- **What this task involves**: Copy every line that holds "handle".

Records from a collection
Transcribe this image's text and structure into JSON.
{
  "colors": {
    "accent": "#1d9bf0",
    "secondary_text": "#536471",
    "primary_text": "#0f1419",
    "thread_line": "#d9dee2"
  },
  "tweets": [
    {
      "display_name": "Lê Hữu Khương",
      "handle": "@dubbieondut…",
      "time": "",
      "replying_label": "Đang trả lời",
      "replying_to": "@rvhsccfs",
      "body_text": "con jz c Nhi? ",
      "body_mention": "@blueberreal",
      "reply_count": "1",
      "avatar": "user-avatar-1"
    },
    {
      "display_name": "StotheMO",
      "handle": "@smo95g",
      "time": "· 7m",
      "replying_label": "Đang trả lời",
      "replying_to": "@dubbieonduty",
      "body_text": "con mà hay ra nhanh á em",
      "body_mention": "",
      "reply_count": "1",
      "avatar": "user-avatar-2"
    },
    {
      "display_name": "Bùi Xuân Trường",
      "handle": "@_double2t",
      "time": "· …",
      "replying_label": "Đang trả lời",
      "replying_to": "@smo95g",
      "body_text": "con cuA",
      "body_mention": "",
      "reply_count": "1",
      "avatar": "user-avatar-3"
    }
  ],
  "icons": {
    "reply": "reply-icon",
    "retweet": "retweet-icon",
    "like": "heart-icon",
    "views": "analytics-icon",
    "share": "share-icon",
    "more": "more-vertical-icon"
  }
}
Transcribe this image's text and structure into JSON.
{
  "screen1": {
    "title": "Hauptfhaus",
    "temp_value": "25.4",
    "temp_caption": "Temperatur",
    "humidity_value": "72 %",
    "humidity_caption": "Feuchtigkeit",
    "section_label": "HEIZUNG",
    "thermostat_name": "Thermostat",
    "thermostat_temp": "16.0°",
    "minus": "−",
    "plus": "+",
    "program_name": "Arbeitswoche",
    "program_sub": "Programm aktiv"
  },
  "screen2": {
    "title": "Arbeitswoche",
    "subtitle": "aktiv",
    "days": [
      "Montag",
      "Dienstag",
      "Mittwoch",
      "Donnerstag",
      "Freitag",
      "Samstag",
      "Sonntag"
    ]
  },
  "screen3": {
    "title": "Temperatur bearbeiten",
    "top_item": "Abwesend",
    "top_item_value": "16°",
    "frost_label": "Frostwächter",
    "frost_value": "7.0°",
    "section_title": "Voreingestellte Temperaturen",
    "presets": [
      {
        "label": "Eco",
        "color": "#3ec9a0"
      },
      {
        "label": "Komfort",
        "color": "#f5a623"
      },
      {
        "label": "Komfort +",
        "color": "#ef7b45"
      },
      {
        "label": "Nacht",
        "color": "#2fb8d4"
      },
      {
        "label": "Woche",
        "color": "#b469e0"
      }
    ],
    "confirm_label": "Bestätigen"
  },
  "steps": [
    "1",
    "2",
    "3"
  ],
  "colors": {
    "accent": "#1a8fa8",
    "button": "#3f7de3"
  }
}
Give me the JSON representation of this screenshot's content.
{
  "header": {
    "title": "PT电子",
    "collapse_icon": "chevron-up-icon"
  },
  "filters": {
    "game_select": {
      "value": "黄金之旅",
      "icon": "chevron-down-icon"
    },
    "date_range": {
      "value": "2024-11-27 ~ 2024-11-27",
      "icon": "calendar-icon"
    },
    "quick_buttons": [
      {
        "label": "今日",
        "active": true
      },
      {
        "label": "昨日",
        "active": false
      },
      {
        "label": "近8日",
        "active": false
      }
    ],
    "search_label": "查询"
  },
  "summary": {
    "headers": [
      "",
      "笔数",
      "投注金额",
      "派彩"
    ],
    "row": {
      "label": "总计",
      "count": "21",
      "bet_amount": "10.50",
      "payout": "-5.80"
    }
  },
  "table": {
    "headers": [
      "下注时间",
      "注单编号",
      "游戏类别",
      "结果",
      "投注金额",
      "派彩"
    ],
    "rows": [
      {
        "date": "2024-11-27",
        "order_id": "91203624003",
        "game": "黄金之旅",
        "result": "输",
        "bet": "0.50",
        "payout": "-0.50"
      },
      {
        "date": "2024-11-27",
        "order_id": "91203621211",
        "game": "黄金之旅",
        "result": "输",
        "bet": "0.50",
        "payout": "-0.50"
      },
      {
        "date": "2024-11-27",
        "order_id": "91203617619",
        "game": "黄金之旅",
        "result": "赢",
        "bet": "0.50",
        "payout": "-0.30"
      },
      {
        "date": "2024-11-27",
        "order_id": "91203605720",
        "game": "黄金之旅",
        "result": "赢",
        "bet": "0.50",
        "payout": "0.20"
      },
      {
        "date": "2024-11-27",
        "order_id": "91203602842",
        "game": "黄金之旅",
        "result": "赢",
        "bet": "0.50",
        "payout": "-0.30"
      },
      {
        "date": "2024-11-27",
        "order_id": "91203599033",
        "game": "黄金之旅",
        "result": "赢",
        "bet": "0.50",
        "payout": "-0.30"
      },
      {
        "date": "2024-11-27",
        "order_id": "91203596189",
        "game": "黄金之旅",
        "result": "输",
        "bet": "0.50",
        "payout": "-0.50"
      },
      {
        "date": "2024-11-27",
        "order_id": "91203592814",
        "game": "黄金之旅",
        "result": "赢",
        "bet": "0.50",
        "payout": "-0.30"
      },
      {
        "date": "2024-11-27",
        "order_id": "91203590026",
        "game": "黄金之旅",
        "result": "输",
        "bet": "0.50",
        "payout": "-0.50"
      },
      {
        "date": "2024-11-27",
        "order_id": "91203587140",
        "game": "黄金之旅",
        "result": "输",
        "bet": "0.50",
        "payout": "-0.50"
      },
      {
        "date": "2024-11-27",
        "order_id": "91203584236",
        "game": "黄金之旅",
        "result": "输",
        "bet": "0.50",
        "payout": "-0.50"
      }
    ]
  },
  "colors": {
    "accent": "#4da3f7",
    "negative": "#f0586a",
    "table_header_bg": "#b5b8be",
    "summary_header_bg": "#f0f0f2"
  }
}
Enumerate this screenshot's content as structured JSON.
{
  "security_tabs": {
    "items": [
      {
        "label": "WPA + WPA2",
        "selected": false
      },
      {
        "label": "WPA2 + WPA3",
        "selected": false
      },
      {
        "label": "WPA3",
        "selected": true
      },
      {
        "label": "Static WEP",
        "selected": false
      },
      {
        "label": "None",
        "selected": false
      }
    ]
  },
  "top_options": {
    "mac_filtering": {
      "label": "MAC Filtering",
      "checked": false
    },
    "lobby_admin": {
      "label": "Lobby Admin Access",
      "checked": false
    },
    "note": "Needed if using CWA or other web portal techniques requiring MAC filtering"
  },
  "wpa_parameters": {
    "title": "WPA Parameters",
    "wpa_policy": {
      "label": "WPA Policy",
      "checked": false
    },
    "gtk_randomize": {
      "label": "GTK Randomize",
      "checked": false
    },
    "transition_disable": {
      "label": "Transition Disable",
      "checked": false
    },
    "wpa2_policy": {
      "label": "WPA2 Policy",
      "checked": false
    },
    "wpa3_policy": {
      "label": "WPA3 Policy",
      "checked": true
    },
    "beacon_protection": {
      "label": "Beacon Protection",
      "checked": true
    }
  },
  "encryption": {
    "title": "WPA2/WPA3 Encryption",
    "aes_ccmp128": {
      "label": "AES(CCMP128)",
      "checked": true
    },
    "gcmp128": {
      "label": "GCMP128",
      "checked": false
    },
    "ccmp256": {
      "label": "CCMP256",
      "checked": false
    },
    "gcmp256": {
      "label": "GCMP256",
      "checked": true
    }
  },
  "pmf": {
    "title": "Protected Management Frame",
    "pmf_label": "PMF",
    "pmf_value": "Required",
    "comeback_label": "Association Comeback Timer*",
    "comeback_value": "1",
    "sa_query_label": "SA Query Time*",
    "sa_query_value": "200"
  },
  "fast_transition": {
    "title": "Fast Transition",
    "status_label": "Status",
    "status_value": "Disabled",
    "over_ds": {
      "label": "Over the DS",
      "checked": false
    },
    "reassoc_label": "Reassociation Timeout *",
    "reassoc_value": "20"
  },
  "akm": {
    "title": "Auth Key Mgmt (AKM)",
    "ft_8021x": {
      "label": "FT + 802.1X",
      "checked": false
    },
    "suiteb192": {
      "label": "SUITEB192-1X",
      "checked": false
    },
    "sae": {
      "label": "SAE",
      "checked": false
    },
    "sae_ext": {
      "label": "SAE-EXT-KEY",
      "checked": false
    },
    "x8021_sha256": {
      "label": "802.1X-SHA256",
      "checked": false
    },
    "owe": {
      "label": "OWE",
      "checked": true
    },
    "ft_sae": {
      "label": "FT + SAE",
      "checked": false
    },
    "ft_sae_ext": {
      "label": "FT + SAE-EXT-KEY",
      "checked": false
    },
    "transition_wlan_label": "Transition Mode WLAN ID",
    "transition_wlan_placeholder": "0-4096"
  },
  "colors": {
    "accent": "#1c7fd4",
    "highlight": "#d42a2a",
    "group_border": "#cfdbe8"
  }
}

- **Task answer**:
      "handle": "@dubbieondut…",
      "handle": "@smo95g",
      "handle": "@_double2t",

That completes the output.